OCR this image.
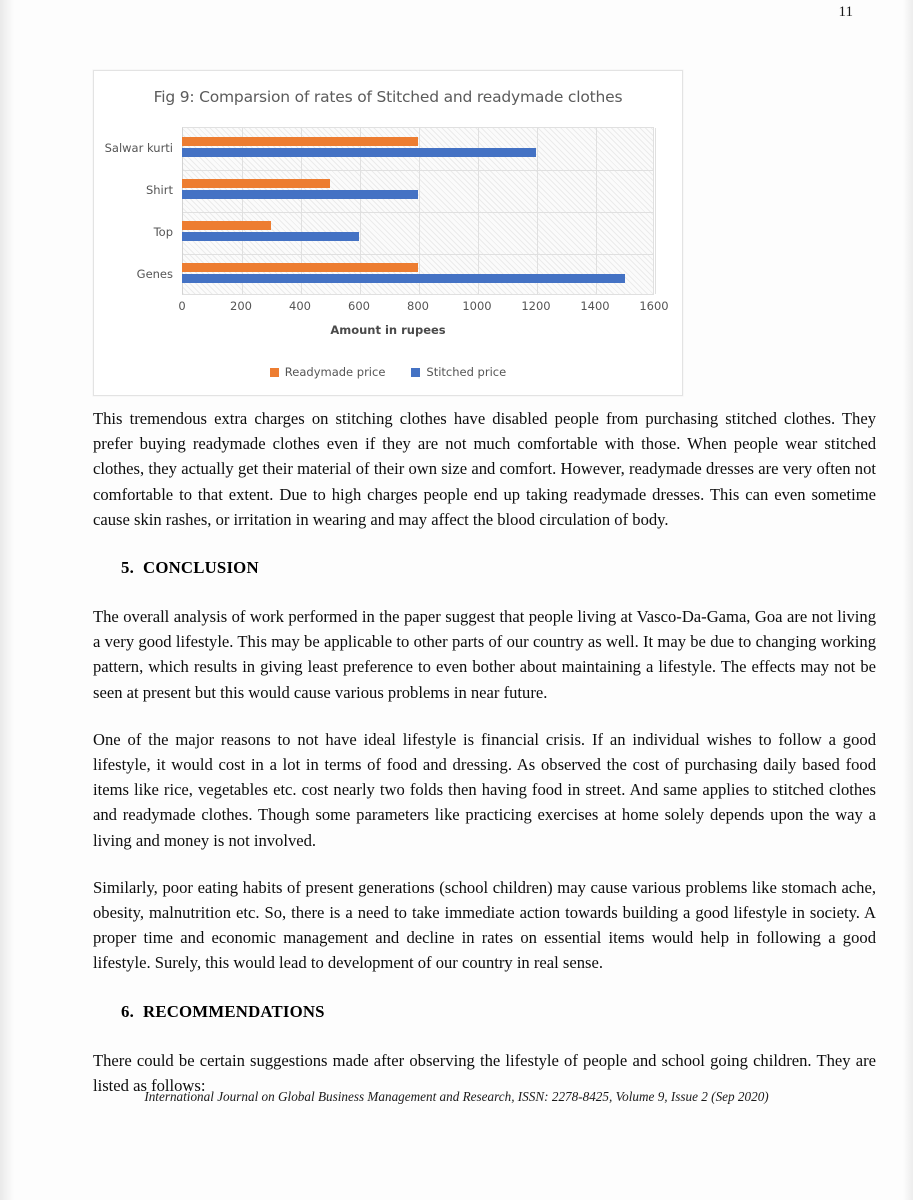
11
Fig 9: Comparsion of rates of Stitched and readymade clothes
Salwar kurti
Shirt
Top
Genes
0	200	400	600	800	1000	1200	1400	1600
Amount in rupees
Readymade price	Stitched price

This tremendous extra charges on stitching clothes have disabled people from purchasing stitched clothes. They prefer buying readymade clothes even if they are not much comfortable with those. When people wear stitched clothes, they actually get their material of their own size and comfort. However, readymade dresses are very often not comfortable to that extent. Due to high charges people end up taking readymade dresses. This can even sometime cause skin rashes, or irritation in wearing and may affect the blood circulation of body.

5. CONCLUSION

The overall analysis of work performed in the paper suggest that people living at Vasco-Da-Gama, Goa are not living a very good lifestyle. This may be applicable to other parts of our country as well. It may be due to changing working pattern, which results in giving least preference to even bother about maintaining a lifestyle. The effects may not be seen at present but this would cause various problems in near future.

One of the major reasons to not have ideal lifestyle is financial crisis. If an individual wishes to follow a good lifestyle, it would cost in a lot in terms of food and dressing. As observed the cost of purchasing daily based food items like rice, vegetables etc. cost nearly two folds then having food in street. And same applies to stitched clothes and readymade clothes. Though some parameters like practicing exercises at home solely depends upon the way a living and money is not involved.

Similarly, poor eating habits of present generations (school children) may cause various problems like stomach ache, obesity, malnutrition etc. So, there is a need to take immediate action towards building a good lifestyle in society. A proper time and economic management and decline in rates on essential items would help in following a good lifestyle. Surely, this would lead to development of our country in real sense.

6. RECOMMENDATIONS

There could be certain suggestions made after observing the lifestyle of people and school going children. They are listed as follows:

International Journal on Global Business Management and Research, ISSN: 2278-8425, Volume 9, Issue 2 (Sep 2020)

============

• HOW TO COMPLETE THIS TASK
Return each record above as it stands. Pictures stay out.

• REPLY TO THE TASK
OCR this image.
11
Fig 9: Comparsion of rates of Stitched and readymade clothes
Salwar kurti
Shirt
Top
Genes
0	200	400	600	800	1000	1200	1400	1600
Amount in rupees
Readymade price	Stitched price

This tremendous extra charges on stitching clothes have disabled people from purchasing stitched clothes. They prefer buying readymade clothes even if they are not much comfortable with those. When people wear stitched clothes, they actually get their material of their own size and comfort. However, readymade dresses are very often not comfortable to that extent. Due to high charges people end up taking readymade dresses. This can even sometime cause skin rashes, or irritation in wearing and may affect the blood circulation of body.

5. CONCLUSION

The overall analysis of work performed in the paper suggest that people living at Vasco-Da-Gama, Goa are not living a very good lifestyle. This may be applicable to other parts of our country as well. It may be due to changing working pattern, which results in giving least preference to even bother about maintaining a lifestyle. The effects may not be seen at present but this would cause various problems in near future.

One of the major reasons to not have ideal lifestyle is financial crisis. If an individual wishes to follow a good lifestyle, it would cost in a lot in terms of food and dressing. As observed the cost of purchasing daily based food items like rice, vegetables etc. cost nearly two folds then having food in street. And same applies to stitched clothes and readymade clothes. Though some parameters like practicing exercises at home solely depends upon the way a living and money is not involved.

Similarly, poor eating habits of present generations (school children) may cause various problems like stomach ache, obesity, malnutrition etc. So, there is a need to take immediate action towards building a good lifestyle in society. A proper time and economic management and decline in rates on essential items would help in following a good lifestyle. Surely, this would lead to development of our country in real sense.

6. RECOMMENDATIONS

There could be certain suggestions made after observing the lifestyle of people and school going children. They are listed as follows:

International Journal on Global Business Management and Research, ISSN: 2278-8425, Volume 9, Issue 2 (Sep 2020)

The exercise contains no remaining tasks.